↓↓↓

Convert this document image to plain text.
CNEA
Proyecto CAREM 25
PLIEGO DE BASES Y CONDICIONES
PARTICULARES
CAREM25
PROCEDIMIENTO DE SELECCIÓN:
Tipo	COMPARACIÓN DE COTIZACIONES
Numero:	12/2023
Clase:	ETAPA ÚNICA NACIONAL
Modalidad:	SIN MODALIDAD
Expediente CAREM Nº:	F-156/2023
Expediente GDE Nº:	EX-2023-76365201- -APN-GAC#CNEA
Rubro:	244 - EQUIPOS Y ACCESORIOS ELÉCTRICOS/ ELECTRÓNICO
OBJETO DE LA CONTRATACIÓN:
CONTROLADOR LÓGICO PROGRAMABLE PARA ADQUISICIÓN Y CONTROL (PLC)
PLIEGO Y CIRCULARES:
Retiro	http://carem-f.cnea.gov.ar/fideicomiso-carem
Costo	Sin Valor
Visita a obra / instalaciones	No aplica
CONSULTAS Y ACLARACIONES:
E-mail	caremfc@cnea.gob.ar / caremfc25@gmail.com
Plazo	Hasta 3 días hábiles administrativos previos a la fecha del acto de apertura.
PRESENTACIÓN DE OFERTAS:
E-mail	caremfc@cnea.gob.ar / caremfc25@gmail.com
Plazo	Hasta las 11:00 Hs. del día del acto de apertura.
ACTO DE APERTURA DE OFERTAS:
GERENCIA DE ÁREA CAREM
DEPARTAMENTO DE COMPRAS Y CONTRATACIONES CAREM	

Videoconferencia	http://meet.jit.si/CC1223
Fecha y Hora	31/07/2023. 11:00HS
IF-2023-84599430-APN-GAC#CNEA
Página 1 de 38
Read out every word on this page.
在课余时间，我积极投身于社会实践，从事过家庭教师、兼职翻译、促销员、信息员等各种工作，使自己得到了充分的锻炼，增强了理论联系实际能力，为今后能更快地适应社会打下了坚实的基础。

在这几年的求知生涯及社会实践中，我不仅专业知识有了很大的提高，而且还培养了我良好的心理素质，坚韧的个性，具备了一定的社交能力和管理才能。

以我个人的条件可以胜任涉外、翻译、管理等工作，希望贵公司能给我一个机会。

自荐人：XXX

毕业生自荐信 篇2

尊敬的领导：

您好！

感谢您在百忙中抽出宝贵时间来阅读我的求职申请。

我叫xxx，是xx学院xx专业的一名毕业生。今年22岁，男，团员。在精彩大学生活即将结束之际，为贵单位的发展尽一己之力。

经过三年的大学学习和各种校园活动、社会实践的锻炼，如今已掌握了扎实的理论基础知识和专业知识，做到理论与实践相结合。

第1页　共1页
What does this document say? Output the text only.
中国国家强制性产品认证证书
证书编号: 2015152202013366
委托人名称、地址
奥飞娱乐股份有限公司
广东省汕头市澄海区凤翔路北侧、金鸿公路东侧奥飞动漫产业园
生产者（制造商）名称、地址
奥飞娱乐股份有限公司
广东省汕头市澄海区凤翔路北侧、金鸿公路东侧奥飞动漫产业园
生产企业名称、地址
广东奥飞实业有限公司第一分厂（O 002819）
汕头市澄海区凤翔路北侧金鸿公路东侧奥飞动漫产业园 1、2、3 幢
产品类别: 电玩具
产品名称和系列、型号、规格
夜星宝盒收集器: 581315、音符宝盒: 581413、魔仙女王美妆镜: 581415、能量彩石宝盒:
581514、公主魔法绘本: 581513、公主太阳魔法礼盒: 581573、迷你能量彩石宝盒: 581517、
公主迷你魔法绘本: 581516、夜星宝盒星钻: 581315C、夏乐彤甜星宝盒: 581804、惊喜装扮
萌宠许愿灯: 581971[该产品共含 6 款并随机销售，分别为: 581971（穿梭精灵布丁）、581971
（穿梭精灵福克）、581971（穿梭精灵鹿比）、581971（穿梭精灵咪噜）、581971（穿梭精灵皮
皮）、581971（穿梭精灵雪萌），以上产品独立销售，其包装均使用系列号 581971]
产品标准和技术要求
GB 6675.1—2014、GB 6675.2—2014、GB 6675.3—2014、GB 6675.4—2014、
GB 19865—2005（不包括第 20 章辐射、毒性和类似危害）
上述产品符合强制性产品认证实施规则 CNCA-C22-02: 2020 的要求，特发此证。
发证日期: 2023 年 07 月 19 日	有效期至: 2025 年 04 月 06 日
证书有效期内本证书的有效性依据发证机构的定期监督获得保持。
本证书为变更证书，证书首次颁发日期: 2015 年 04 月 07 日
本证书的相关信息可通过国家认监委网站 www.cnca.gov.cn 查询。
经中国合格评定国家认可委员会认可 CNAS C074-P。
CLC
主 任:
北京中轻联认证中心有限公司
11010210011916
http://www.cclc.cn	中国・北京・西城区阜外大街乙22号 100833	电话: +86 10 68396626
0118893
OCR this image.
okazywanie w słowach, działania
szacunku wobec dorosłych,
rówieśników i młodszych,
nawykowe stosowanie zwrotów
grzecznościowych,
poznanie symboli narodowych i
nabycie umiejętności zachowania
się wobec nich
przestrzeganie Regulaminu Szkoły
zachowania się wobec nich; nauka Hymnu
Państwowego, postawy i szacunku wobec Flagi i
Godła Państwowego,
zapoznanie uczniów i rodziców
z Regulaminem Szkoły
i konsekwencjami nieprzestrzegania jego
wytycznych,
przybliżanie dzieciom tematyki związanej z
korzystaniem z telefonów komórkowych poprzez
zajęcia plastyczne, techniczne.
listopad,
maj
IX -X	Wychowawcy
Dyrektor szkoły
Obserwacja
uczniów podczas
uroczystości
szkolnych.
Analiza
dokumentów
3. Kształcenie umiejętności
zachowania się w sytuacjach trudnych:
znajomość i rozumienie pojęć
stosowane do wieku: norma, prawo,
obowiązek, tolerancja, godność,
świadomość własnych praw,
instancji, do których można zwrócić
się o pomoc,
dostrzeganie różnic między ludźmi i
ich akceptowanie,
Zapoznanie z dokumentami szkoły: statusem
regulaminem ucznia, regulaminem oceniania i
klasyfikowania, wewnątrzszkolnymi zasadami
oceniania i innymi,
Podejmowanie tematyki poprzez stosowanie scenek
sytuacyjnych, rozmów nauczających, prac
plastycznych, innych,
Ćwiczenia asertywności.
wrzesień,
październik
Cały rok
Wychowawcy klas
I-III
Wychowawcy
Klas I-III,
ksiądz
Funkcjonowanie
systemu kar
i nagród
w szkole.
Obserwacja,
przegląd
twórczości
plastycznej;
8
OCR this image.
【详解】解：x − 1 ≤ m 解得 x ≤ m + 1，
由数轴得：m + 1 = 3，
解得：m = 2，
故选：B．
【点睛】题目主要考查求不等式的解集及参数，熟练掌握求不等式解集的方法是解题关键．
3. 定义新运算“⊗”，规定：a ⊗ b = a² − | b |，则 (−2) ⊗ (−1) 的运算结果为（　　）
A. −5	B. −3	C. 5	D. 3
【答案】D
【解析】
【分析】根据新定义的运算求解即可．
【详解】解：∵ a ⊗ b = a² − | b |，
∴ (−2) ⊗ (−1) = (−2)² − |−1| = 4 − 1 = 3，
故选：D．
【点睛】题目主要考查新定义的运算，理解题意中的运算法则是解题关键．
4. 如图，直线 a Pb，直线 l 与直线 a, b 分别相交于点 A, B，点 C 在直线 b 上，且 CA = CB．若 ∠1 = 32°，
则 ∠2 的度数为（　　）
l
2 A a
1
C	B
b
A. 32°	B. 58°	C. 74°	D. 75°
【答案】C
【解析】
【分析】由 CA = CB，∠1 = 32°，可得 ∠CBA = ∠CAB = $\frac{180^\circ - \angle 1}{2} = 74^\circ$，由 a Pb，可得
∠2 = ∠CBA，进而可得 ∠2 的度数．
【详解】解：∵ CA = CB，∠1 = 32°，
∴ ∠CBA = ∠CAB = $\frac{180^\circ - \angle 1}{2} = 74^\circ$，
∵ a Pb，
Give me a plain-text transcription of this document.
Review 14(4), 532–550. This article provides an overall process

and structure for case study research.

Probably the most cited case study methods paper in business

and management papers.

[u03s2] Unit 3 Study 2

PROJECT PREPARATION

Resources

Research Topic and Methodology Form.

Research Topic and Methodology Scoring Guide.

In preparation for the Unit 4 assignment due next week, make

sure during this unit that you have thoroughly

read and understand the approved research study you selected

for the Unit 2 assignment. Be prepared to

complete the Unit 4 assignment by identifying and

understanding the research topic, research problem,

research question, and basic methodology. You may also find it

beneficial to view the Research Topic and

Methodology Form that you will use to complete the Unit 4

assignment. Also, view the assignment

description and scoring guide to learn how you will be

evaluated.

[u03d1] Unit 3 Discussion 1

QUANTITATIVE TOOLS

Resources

↑↑↑

Show all lines in the entries above where the word "document" appears.

Convert this document image to plain text.
What does this document say? Output the text only.
Give me a plain-text transcription of this document.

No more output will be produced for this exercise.